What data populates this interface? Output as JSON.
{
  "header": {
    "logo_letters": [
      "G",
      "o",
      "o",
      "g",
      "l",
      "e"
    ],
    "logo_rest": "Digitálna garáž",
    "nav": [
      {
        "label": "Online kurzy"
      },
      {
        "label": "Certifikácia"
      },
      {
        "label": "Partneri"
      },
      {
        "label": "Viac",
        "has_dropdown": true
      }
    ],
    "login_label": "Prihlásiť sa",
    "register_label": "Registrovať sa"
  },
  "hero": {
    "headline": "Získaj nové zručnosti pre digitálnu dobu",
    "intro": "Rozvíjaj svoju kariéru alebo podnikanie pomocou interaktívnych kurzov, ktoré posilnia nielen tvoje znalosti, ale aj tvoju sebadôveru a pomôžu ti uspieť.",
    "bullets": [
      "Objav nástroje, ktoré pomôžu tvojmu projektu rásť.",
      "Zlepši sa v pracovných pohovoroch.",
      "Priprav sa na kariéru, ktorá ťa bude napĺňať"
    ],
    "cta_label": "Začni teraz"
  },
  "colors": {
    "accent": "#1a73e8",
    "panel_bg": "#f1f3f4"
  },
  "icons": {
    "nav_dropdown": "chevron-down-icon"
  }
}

◇ ◇ ◇ ◇

| PROBLEM STATEMENT |
Return all the data exactly as given.

| WRITTEN SOLUTION |
What data populates this interface? Output as JSON.
{
  "header": {
    "logo_letters": [
      "G",
      "o",
      "o",
      "g",
      "l",
      "e"
    ],
    "logo_rest": "Digitálna garáž",
    "nav": [
      {
        "label": "Online kurzy"
      },
      {
        "label": "Certifikácia"
      },
      {
        "label": "Partneri"
      },
      {
        "label": "Viac",
        "has_dropdown": true
      }
    ],
    "login_label": "Prihlásiť sa",
    "register_label": "Registrovať sa"
  },
  "hero": {
    "headline": "Získaj nové zručnosti pre digitálnu dobu",
    "intro": "Rozvíjaj svoju kariéru alebo podnikanie pomocou interaktívnych kurzov, ktoré posilnia nielen tvoje znalosti, ale aj tvoju sebadôveru a pomôžu ti uspieť.",
    "bullets": [
      "Objav nástroje, ktoré pomôžu tvojmu projektu rásť.",
      "Zlepši sa v pracovných pohovoroch.",
      "Priprav sa na kariéru, ktorá ťa bude napĺňať"
    ],
    "cta_label": "Začni teraz"
  },
  "colors": {
    "accent": "#1a73e8",
    "panel_bg": "#f1f3f4"
  },
  "icons": {
    "nav_dropdown": "chevron-down-icon"
  }
}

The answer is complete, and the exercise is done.